> **Excerpted passage**:
+-------+

Step 2: Use the design object to draw_data( ). I provide a glimpse of the data set in the table below. I also plot the covariate \(X_i\) and outcome \(Y_i\) in a figure made using ggplot2. What can we infer about \(c\) (or the association between \(X_i\) and \(Y_i\)) from this figure?

dat2 <- draw_data(design)

kable(dat2 %>% head(), digits = 3, 
      caption = "Glimpse of Data",
      caption.above = TRUE)
Glimpse of Data
ID X U Y_Z_0 Y_Z_1 Z Y
0001 6.846 -1.378 -8.224 -7.224 0 -8.224
0002 4.725 -1.058 -5.783 -4.783 0 -5.783
0003 6.723 -0.759 -7.482 -6.482 0 -7.482
0004 2.591 -0.741 -3.331 -2.331 1 -2.331
0005 5.567 2.434 -3.133 -2.133 0 -3.133
0006 5.197 -0.195 -5.392 -4.392 1 -4.392
ggplot(dat2, 
       aes(x= X, y=Y)) +
  geom_point(aes(color = factor(Z)), position = "jitter", size = 2) +
  geom_abline(aes(intercept = -8, slope = 1), linetype = "dashed") +
  geom_smooth(method = "lm_robust") +
  ylab("Y") +
  xlab("Covariate X") +
  theme_bw() +
  theme(
    panel.grid = element_blank(),
    legend.position = c(.25,.25)
  )

Step 3: We run_design() or draw data and obtain estimates from each of the estimators specified in the design. Here is what that looks like.

run_design(design) %>% kable(digits = 3)
inquiry estimand estimator term estimate std.error statistic p.value conf.low conf.high df outcome
ATE 1 DIM Z 0.938 0.179 5.231 0.000 0.586 1.290 998 Y
ATE 1 Cov Adj Z 1.046 0.123 8.502 0.000 0.805 1.287 997 Y
ATE 1 DID Z 0.833 0.286 2.912 0.004 0.272 1.395 998 Y - X

Step 4: Finally, we use simulate_design() to run_design() several times (1,000 times to be specific). These simulations give us the sampling distribution of estimates under each estimator. I then plot these estimates using ggplot2, using facet_wrap(~estimator) to create three separate histograms, one for the difference in means estimator, another for the difference-in-differences estimator, and a third for OLS with covariate adjustment.

simulations = simulate_design(design, sims = 1000)


ggplot(data = simulations,
       aes(x = estimate)) +
  geom_histogram() +
  geom_vline(aes(xintercept = mean(estimate)), linetype = "dashed", color = "blue") +
  facet_wrap(~estimator, ncol = 1) + 
  theme_bw() +
  theme(
    panel.grid = element_blank()

+-------+

> **Exercise tasks**:
- A) In the DeclareDesign estimator walkthrough, how many times does simulate_design() call run_design()?
- B) Continue the DeclareDesign estimator walkthrough from the point where it stops.

> **Supplied information**:
+-------+

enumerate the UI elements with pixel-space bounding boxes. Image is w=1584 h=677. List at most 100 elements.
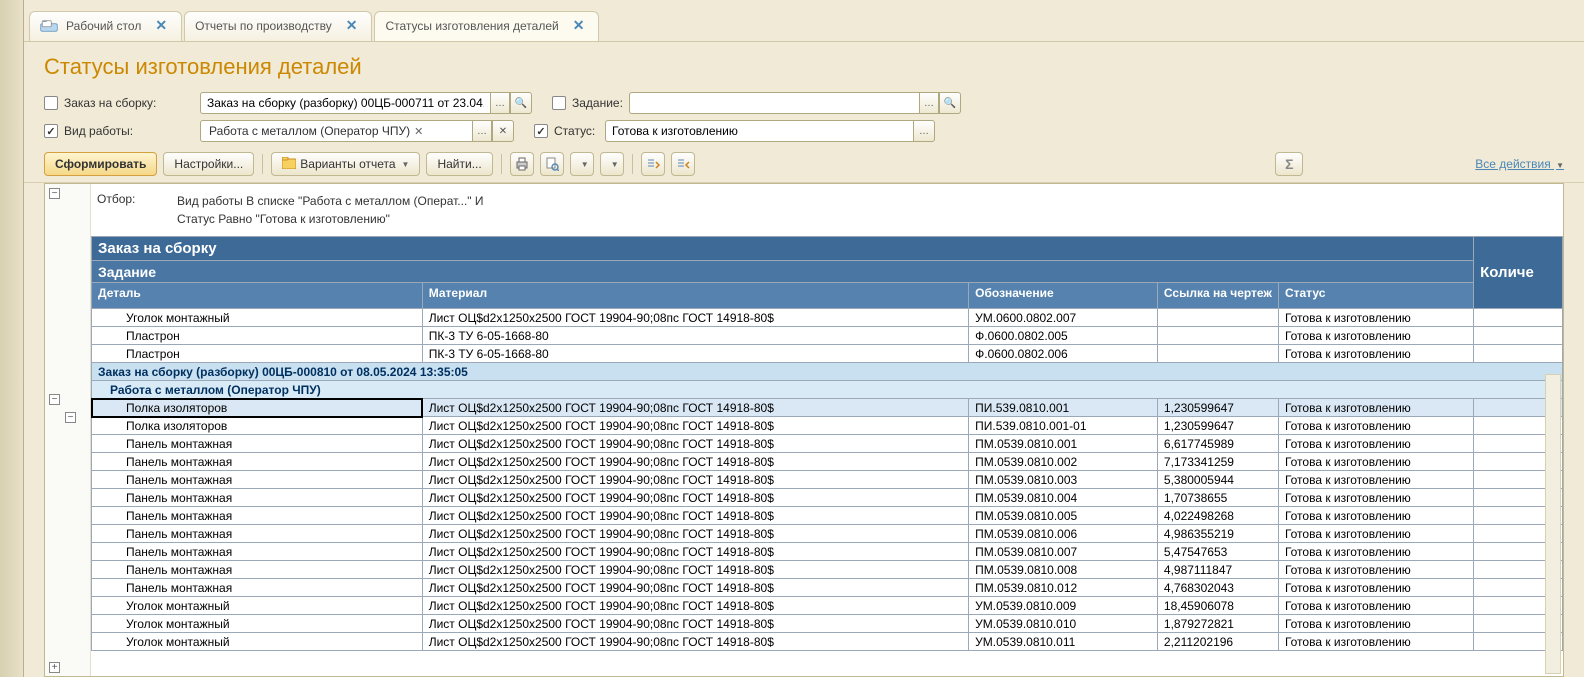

+-------+

> **The replies**:
- A) 1,000 times.

- B)
    )

Conclusion: When \(X_i\) is negatively associated with \(Y_i\), the change score method (difference-in-differences) can actually be counterproductive. OLS with covariate adjustment estimates \(c\), rather than wrongly assuming \(c=1\), and provides the most precise estimates (standard deviation or spread of the sampling distribution is the smallest). DID assumes \(c=1\) and actually yields a sampling distribution that has a larger spread than the difference-in-means estimator.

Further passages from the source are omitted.